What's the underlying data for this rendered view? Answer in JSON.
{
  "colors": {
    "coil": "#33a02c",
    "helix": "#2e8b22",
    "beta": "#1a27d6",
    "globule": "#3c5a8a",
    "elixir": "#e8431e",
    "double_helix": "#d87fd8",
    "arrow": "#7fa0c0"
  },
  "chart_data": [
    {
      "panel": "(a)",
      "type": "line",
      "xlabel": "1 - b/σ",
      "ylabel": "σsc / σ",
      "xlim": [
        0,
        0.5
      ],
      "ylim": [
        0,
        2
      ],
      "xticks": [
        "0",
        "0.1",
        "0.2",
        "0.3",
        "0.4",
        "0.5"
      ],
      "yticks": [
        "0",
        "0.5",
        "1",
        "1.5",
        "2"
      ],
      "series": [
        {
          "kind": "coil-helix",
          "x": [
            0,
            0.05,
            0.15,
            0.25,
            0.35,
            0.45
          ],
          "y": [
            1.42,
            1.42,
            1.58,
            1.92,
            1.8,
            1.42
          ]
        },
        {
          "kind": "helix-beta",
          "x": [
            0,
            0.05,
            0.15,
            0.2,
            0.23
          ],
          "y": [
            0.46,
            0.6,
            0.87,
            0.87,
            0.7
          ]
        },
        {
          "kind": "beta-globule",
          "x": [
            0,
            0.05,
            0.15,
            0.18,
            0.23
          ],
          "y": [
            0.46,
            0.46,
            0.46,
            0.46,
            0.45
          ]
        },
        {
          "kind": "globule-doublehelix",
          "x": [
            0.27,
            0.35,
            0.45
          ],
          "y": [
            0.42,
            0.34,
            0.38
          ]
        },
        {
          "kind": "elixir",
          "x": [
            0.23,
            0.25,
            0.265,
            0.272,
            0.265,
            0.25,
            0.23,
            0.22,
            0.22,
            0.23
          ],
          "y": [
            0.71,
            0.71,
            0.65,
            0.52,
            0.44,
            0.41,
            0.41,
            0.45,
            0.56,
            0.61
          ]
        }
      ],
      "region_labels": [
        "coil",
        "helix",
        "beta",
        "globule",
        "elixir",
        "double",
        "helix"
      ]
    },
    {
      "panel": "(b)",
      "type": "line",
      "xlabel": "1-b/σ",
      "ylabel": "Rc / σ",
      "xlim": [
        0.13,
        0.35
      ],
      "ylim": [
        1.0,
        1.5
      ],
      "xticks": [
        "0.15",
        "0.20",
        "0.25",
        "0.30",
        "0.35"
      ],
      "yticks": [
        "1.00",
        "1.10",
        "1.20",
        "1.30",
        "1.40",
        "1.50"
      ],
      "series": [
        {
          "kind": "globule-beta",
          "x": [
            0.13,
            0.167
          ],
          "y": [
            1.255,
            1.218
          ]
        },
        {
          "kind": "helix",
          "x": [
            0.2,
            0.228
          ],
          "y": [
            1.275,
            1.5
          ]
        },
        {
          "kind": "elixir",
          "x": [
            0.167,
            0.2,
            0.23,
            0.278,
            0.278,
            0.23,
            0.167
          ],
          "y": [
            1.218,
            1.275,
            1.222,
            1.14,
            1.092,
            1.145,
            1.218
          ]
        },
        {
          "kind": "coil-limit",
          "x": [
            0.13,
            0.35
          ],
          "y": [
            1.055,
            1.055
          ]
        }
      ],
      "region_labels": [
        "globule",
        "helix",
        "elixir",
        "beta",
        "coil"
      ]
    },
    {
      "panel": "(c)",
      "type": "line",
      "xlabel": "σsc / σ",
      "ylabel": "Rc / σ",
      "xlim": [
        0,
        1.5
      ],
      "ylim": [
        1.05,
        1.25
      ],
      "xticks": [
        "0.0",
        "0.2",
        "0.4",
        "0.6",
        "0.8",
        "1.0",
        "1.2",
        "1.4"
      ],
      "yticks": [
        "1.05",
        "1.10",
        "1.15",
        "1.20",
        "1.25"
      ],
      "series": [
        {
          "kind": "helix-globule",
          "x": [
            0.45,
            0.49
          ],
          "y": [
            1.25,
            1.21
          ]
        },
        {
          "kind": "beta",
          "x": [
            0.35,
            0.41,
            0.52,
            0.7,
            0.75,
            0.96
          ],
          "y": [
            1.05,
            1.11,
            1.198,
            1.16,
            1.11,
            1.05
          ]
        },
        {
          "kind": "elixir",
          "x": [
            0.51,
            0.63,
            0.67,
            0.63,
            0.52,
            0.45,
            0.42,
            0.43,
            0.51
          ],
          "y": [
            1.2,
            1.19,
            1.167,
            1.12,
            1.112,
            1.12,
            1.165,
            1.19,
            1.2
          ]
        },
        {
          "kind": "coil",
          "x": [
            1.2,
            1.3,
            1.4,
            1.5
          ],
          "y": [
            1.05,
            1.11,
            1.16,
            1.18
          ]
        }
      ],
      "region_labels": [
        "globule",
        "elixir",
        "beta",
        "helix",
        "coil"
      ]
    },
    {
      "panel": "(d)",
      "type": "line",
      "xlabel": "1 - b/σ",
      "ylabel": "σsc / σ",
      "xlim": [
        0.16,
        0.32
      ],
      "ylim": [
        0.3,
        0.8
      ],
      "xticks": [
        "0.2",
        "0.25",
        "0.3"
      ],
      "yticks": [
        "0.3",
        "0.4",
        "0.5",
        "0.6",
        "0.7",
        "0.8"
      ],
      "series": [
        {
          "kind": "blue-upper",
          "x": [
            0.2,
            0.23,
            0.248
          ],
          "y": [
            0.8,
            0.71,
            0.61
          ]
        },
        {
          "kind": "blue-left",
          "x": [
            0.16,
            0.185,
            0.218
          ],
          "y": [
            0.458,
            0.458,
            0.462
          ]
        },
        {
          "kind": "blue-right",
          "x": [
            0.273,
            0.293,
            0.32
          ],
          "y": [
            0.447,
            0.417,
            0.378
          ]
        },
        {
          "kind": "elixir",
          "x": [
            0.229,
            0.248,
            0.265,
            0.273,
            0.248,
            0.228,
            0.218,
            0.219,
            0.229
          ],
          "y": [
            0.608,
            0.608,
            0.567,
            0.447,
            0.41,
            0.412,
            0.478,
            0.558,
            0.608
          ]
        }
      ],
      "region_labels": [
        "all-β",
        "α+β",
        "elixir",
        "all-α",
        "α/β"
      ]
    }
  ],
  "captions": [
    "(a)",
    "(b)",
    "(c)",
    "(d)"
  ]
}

- [Stated goal] In the listing above, find the lines holding the word "globule" and copy them.

- [Result]
    "globule": "#3c5a8a",
          "kind": "beta-globule",
          "kind": "globule-doublehelix",
        "globule",
          "kind": "globule-beta",
        "globule",
          "kind": "helix-globule",
        "globule",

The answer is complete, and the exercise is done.